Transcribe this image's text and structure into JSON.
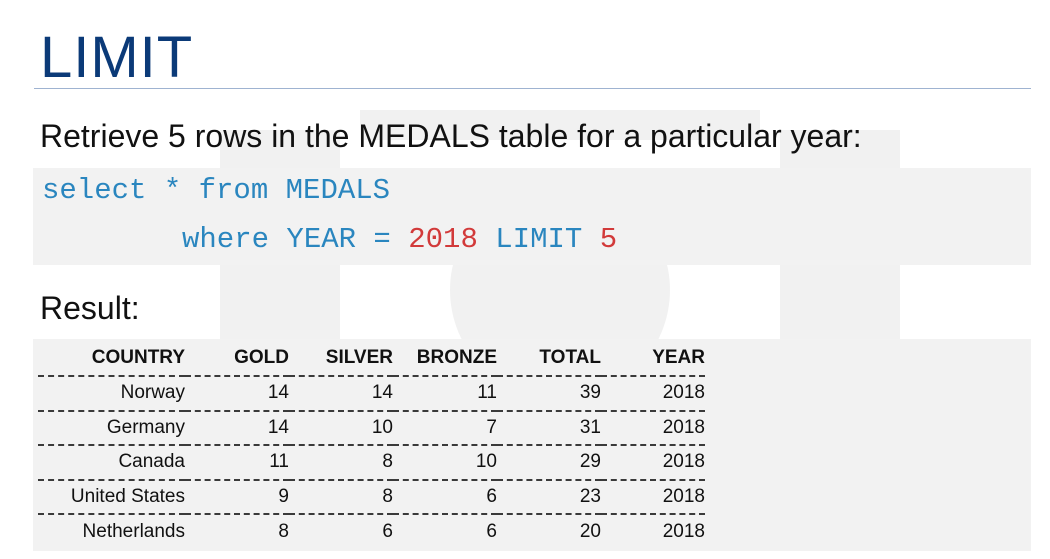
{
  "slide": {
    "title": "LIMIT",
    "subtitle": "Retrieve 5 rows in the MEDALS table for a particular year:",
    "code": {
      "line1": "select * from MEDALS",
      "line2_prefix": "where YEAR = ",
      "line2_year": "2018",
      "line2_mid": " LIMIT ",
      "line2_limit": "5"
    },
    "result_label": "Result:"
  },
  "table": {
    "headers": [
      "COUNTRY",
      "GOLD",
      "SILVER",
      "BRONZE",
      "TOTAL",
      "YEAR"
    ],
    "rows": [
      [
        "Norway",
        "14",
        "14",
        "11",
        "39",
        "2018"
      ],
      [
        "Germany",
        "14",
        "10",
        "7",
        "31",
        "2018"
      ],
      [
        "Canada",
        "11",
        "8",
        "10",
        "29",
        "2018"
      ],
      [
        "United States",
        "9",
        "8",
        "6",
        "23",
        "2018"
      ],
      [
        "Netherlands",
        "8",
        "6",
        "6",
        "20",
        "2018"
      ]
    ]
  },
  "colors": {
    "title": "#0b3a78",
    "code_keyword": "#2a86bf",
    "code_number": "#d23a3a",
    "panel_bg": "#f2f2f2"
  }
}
---
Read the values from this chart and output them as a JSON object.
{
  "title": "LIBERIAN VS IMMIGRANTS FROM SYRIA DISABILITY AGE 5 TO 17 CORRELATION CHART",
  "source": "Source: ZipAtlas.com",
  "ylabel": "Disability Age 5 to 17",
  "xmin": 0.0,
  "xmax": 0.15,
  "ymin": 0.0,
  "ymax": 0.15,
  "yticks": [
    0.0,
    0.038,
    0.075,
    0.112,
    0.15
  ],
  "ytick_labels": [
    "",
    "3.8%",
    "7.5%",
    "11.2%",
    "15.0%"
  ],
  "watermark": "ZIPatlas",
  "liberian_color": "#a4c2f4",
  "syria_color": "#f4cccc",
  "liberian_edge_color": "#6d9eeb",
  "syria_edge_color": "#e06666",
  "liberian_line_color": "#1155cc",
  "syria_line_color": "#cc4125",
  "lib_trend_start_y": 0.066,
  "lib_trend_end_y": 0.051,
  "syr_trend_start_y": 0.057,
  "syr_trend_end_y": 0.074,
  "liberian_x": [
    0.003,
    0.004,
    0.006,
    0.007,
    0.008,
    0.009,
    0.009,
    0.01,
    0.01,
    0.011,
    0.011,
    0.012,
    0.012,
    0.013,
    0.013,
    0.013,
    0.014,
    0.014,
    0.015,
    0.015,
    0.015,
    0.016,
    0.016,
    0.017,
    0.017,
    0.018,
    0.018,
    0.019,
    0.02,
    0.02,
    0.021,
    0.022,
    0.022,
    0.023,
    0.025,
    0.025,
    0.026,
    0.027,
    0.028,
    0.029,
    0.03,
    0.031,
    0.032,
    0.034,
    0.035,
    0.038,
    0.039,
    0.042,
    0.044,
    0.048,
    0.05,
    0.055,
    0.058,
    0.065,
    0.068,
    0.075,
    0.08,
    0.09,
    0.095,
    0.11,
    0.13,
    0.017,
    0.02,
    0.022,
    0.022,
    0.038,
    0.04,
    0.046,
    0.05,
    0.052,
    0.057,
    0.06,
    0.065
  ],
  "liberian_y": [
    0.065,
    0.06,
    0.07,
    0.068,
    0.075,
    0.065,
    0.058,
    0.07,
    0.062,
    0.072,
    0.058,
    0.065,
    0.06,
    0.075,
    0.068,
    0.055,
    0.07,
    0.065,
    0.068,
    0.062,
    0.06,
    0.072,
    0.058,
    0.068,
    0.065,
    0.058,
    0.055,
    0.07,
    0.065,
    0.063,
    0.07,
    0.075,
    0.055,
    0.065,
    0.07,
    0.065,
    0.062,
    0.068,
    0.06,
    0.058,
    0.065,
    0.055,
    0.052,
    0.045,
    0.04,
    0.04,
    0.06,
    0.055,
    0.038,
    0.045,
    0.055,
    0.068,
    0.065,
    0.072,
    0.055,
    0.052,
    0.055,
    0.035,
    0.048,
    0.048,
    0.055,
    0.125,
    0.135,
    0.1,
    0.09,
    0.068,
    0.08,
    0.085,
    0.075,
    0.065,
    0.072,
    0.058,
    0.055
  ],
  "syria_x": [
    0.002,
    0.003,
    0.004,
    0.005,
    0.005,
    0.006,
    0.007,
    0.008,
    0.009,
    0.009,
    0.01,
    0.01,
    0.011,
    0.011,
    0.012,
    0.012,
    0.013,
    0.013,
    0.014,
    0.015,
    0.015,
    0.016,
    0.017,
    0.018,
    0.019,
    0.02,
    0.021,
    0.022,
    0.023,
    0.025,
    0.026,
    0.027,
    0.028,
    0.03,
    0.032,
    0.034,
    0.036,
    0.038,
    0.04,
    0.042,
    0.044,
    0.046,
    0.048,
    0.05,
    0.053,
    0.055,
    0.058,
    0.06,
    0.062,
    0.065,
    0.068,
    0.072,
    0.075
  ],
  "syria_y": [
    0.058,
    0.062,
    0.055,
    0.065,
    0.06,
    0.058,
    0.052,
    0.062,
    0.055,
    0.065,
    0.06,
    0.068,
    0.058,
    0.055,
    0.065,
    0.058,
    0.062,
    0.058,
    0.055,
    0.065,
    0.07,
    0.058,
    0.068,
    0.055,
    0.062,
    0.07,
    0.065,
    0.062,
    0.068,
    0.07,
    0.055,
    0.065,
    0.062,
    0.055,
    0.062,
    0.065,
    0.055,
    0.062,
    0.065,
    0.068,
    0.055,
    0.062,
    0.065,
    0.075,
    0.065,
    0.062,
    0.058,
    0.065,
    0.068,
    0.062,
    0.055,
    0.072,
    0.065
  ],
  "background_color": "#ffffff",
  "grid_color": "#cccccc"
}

» Work to be completed
Scan the material line by line and report each one that contains "this".

» Solved exercise
Transcribe this image's text and structure into JSON.
Read the values from this chart and output them as a JSON object.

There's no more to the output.